Begin Given data
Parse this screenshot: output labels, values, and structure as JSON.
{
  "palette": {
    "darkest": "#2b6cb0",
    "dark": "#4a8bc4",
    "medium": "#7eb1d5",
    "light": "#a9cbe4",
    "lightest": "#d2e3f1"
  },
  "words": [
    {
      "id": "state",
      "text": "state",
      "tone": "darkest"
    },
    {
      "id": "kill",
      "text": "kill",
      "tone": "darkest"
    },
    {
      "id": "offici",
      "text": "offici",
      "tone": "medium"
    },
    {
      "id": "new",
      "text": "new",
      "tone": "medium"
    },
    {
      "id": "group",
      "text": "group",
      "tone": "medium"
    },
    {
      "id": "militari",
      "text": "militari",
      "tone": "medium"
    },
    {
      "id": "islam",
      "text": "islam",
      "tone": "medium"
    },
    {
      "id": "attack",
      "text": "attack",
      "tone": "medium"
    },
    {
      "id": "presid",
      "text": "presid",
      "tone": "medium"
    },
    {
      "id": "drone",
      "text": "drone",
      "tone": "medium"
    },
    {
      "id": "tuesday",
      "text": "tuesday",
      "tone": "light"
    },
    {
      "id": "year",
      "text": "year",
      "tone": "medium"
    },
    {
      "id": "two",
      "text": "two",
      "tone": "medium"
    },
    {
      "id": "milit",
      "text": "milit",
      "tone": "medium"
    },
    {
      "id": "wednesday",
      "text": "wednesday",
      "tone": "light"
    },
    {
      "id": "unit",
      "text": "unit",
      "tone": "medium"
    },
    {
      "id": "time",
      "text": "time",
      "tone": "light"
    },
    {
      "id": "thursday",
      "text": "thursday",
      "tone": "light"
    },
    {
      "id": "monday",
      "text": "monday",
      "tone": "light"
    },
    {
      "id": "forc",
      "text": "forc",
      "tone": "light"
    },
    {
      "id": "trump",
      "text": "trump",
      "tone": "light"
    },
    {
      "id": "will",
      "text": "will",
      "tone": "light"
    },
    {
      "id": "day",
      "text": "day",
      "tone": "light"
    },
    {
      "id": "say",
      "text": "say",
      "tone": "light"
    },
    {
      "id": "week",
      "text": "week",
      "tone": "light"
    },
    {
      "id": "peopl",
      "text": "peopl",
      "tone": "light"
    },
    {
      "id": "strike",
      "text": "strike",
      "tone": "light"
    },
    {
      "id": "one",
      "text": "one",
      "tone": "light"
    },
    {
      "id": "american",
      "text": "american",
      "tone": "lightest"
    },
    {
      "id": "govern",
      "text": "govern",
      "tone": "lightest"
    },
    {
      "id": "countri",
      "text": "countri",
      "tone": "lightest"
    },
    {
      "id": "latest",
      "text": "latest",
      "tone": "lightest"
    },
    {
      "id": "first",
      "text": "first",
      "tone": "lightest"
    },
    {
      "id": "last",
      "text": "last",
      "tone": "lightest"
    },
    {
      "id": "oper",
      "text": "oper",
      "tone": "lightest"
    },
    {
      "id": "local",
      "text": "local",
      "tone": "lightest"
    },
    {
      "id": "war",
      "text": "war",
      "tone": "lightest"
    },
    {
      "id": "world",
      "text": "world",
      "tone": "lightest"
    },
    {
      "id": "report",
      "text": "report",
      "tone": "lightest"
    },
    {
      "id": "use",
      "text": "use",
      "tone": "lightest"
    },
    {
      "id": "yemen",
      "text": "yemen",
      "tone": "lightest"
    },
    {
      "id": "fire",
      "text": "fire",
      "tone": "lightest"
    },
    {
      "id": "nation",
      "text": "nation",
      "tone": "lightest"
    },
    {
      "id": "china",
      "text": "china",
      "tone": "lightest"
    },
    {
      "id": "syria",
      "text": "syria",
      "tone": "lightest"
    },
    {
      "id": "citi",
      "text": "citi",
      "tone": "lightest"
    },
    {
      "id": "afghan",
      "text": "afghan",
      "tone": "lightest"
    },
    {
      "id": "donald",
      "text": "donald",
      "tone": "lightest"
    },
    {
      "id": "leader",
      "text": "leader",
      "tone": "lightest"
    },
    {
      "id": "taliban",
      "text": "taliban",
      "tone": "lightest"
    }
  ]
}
End Given data
The records above are to be repeated exactly, in their entirety.

Parse this screenshot: output labels, values, and structure as JSON.
{
  "palette": {
    "darkest": "#2b6cb0",
    "dark": "#4a8bc4",
    "medium": "#7eb1d5",
    "light": "#a9cbe4",
    "lightest": "#d2e3f1"
  },
  "words": [
    {
      "id": "state",
      "text": "state",
      "tone": "darkest"
    },
    {
      "id": "kill",
      "text": "kill",
      "tone": "darkest"
    },
    {
      "id": "offici",
      "text": "offici",
      "tone": "medium"
    },
    {
      "id": "new",
      "text": "new",
      "tone": "medium"
    },
    {
      "id": "group",
      "text": "group",
      "tone": "medium"
    },
    {
      "id": "militari",
      "text": "militari",
      "tone": "medium"
    },
    {
      "id": "islam",
      "text": "islam",
      "tone": "medium"
    },
    {
      "id": "attack",
      "text": "attack",
      "tone": "medium"
    },
    {
      "id": "presid",
      "text": "presid",
      "tone": "medium"
    },
    {
      "id": "drone",
      "text": "drone",
      "tone": "medium"
    },
    {
      "id": "tuesday",
      "text": "tuesday",
      "tone": "light"
    },
    {
      "id": "year",
      "text": "year",
      "tone": "medium"
    },
    {
      "id": "two",
      "text": "two",
      "tone": "medium"
    },
    {
      "id": "milit",
      "text": "milit",
      "tone": "medium"
    },
    {
      "id": "wednesday",
      "text": "wednesday",
      "tone": "light"
    },
    {
      "id": "unit",
      "text": "unit",
      "tone": "medium"
    },
    {
      "id": "time",
      "text": "time",
      "tone": "light"
    },
    {
      "id": "thursday",
      "text": "thursday",
      "tone": "light"
    },
    {
      "id": "monday",
      "text": "monday",
      "tone": "light"
    },
    {
      "id": "forc",
      "text": "forc",
      "tone": "light"
    },
    {
      "id": "trump",
      "text": "trump",
      "tone": "light"
    },
    {
      "id": "will",
      "text": "will",
      "tone": "light"
    },
    {
      "id": "day",
      "text": "day",
      "tone": "light"
    },
    {
      "id": "say",
      "text": "say",
      "tone": "light"
    },
    {
      "id": "week",
      "text": "week",
      "tone": "light"
    },
    {
      "id": "peopl",
      "text": "peopl",
      "tone": "light"
    },
    {
      "id": "strike",
      "text": "strike",
      "tone": "light"
    },
    {
      "id": "one",
      "text": "one",
      "tone": "light"
    },
    {
      "id": "american",
      "text": "american",
      "tone": "lightest"
    },
    {
      "id": "govern",
      "text": "govern",
      "tone": "lightest"
    },
    {
      "id": "countri",
      "text": "countri",
      "tone": "lightest"
    },
    {
      "id": "latest",
      "text": "latest",
      "tone": "lightest"
    },
    {
      "id": "first",
      "text": "first",
      "tone": "lightest"
    },
    {
      "id": "last",
      "text": "last",
      "tone": "lightest"
    },
    {
      "id": "oper",
      "text": "oper",
      "tone": "lightest"
    },
    {
      "id": "local",
      "text": "local",
      "tone": "lightest"
    },
    {
      "id": "war",
      "text": "war",
      "tone": "lightest"
    },
    {
      "id": "world",
      "text": "world",
      "tone": "lightest"
    },
    {
      "id": "report",
      "text": "report",
      "tone": "lightest"
    },
    {
      "id": "use",
      "text": "use",
      "tone": "lightest"
    },
    {
      "id": "yemen",
      "text": "yemen",
      "tone": "lightest"
    },
    {
      "id": "fire",
      "text": "fire",
      "tone": "lightest"
    },
    {
      "id": "nation",
      "text": "nation",
      "tone": "lightest"
    },
    {
      "id": "china",
      "text": "china",
      "tone": "lightest"
    },
    {
      "id": "syria",
      "text": "syria",
      "tone": "lightest"
    },
    {
      "id": "citi",
      "text": "citi",
      "tone": "lightest"
    },
    {
      "id": "afghan",
      "text": "afghan",
      "tone": "lightest"
    },
    {
      "id": "donald",
      "text": "donald",
      "tone": "lightest"
    },
    {
      "id": "leader",
      "text": "leader",
      "tone": "lightest"
    },
    {
      "id": "taliban",
      "text": "taliban",
      "tone": "lightest"
    }
  ]
}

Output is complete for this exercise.